## CONSIGNES DE L'EXERCICE
a: Recopiez sans rien changer le passage de la décision du Conseil d'État qui va de "Décision du 26" jusqu'à "général des impôts.".
b: Prolongez la décision du Conseil d'État en écrivant la suite du texte après sa dernière phrase.

## EXTRAIT DU TEXTE

Conseil d'Etat

Décision du 26 juillet 2023 n° 471939

26/07/2023

Non renvoi

REPUBLIQUE FRANCAISE

AU NOM DU PEUPLE FRANCAIS


Vu la procédure suivante :

Par un mémoire, enregistré le 7 juin 2023 au secrétariat du contentieux du Conseil d'Etat, présenté en application de l'article 23-5 de l'ordonnance n° 58-1067 du 7 novembre 1958, la société Pefil demande au Conseil d'Etat, à l'appui de son pourvoi tendant à l'annulation de l'arrêt n°s 21MA03619, 21MA03620 du 6 janvier 2023 de la cour administrative d'appel de Marseille, de renvoyer au Conseil constitutionnel la question de la conformité aux droits et libertés garantis par la Constitution des dispositions du a du 3° du I de l'article 244 quater E du code général des impôts.

## JEU DE DONNÉES
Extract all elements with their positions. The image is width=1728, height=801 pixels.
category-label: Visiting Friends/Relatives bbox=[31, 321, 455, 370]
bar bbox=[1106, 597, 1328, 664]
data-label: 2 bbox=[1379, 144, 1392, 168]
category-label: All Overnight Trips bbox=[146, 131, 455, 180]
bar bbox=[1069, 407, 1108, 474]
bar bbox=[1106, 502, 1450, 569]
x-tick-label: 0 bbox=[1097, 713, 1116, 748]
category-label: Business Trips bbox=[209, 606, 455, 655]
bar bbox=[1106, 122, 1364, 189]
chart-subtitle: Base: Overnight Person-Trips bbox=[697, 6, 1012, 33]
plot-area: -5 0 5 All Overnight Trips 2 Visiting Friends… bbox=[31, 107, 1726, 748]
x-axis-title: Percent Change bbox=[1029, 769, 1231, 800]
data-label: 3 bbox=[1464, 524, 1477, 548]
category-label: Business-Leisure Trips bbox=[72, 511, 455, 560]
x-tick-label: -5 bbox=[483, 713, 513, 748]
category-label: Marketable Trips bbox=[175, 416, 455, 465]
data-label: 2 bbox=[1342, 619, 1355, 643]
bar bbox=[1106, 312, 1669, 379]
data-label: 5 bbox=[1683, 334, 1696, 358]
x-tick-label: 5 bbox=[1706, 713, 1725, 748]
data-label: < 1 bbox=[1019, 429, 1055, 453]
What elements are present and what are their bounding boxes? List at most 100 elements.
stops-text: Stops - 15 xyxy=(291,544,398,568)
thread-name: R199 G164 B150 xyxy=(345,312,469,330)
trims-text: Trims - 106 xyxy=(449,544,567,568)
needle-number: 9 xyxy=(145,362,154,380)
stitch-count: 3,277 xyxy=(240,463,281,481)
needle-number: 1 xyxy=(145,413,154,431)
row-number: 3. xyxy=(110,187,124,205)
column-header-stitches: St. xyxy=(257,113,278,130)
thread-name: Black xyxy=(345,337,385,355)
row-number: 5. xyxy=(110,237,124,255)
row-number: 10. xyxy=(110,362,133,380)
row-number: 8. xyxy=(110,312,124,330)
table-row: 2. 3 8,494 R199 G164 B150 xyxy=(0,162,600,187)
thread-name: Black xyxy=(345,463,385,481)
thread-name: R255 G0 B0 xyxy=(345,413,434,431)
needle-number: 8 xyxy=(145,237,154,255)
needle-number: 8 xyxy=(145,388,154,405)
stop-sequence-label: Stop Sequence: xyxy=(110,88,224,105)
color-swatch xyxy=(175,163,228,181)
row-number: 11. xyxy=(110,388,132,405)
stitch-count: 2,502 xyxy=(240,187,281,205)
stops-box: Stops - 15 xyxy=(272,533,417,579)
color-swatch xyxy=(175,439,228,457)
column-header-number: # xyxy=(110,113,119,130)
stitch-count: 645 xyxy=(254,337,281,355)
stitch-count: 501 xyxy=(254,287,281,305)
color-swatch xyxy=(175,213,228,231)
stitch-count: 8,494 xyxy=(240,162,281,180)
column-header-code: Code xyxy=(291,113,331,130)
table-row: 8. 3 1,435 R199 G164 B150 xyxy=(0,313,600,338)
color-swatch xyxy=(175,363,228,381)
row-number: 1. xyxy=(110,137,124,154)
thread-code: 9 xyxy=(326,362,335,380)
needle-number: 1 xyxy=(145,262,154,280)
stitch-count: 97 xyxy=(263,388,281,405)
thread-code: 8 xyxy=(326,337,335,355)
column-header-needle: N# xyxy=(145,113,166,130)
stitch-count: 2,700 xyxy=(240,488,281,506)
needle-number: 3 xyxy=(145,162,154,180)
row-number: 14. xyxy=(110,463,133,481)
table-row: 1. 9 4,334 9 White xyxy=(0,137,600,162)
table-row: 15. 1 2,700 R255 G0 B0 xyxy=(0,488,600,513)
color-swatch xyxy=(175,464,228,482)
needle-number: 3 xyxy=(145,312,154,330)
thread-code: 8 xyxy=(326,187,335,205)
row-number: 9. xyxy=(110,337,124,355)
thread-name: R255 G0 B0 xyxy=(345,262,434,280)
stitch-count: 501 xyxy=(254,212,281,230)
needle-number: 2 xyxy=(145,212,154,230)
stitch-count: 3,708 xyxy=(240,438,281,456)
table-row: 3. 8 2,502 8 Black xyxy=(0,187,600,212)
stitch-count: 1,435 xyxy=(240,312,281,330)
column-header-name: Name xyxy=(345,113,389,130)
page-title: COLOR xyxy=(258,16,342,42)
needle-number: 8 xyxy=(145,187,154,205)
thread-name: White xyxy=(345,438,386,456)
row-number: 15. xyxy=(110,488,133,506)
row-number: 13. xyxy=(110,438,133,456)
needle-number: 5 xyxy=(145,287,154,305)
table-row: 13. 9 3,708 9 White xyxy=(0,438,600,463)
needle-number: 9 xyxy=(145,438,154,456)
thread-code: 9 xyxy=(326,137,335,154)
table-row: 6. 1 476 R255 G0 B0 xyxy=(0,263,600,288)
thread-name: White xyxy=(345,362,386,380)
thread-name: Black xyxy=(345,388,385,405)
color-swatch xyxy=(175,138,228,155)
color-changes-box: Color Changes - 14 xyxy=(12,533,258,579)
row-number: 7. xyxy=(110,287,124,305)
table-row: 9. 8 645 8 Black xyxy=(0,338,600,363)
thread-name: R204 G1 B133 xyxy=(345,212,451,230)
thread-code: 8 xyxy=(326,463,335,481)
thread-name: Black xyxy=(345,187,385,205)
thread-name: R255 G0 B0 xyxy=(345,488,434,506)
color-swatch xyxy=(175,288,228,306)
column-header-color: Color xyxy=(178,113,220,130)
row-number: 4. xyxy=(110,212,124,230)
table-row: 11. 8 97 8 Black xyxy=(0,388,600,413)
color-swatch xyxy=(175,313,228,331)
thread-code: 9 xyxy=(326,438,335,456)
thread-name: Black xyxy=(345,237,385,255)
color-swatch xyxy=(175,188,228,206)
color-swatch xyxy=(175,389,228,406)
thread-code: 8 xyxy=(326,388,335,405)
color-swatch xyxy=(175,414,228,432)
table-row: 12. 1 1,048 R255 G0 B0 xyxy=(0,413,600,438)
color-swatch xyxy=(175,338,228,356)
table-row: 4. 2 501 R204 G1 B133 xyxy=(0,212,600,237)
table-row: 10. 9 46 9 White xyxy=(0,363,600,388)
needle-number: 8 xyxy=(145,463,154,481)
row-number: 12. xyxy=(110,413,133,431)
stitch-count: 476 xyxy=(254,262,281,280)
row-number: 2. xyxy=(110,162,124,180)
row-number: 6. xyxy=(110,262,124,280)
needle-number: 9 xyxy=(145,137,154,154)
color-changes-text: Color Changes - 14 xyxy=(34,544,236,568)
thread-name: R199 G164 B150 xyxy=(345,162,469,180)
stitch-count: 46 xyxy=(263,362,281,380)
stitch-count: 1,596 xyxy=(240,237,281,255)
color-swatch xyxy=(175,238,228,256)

## CORRIGÉ DE L'EXERCICE
a:
Décision du 26 juillet 2023 n° 471939

26/07/2023

Non renvoi

REPUBLIQUE FRANCAISE

AU NOM DU PEUPLE FRANCAIS


Vu la procédure suivante :

Par un mémoire, enregistré le 7 juin 2023 au secrétariat du contentieux du Conseil d'Etat, présenté en application de l'article 23-5 de l'ordonnance n° 58-1067 du 7 novembre 1958, la société Pefil demande au Conseil d'Etat, à l'appui de son pourvoi tendant à l'annulation de l'arrêt n°s 21MA03619, 21MA03620 du 6 janvier 2023 de la cour administrative d'appel de Marseille, de renvoyer au Conseil constitutionnel la question de la conformité aux droits et libertés garantis par la Constitution des dispositions du a du 3° du I de l'article 244 quater E du code général des impôts.

b:
Vu les autres pièces du dossier ;

Vu :

- la Constitution, notamment son Préambule et son article 61-1 ;

- l'ordonnance n° 58-1067 du 7 novembre 1958 ;

- le code général des impôts et le livre des procédures fiscales ;

- le code de justice administrative ;

Après avoir entendu en séance publique :

- le rapport de M. Vincent Mazauric, conseiller d'Etat,

- les conclusions de Mme Céline Guibé, rapporteure publique ;

La parole ayant été donnée, après les conclusions, à la SCP Spinosi, avocat de la société Pefil ;

Considérant ce qui suit :

1. Aux termes du premier alinéa de l'article 23-5 de l'ordonnance du 7 novembre 1958 portant loi organique sur le Conseil constitutionnel : " Le moyen tiré de ce qu'une disposition législative porte atteinte aux droits et libertés garantis par la Constitution peut être soulevé () à l'occasion d'une instance devant le Conseil d'Etat () ". Il résulte des dispositions de ce même article que le Conseil constitutionnel est saisi de la question prioritaire de constitutionnalité à la triple condition que la disposition contestée soit applicable au litige ou à la procédure, qu'elle n'ait pas déjà été déclarée conforme à la Constitution dans les motifs et le dispositif d'une décision du Conseil constitutionnel, sauf changement des circonstances, et que la question soit nouvelle ou présente un caractère sérieux.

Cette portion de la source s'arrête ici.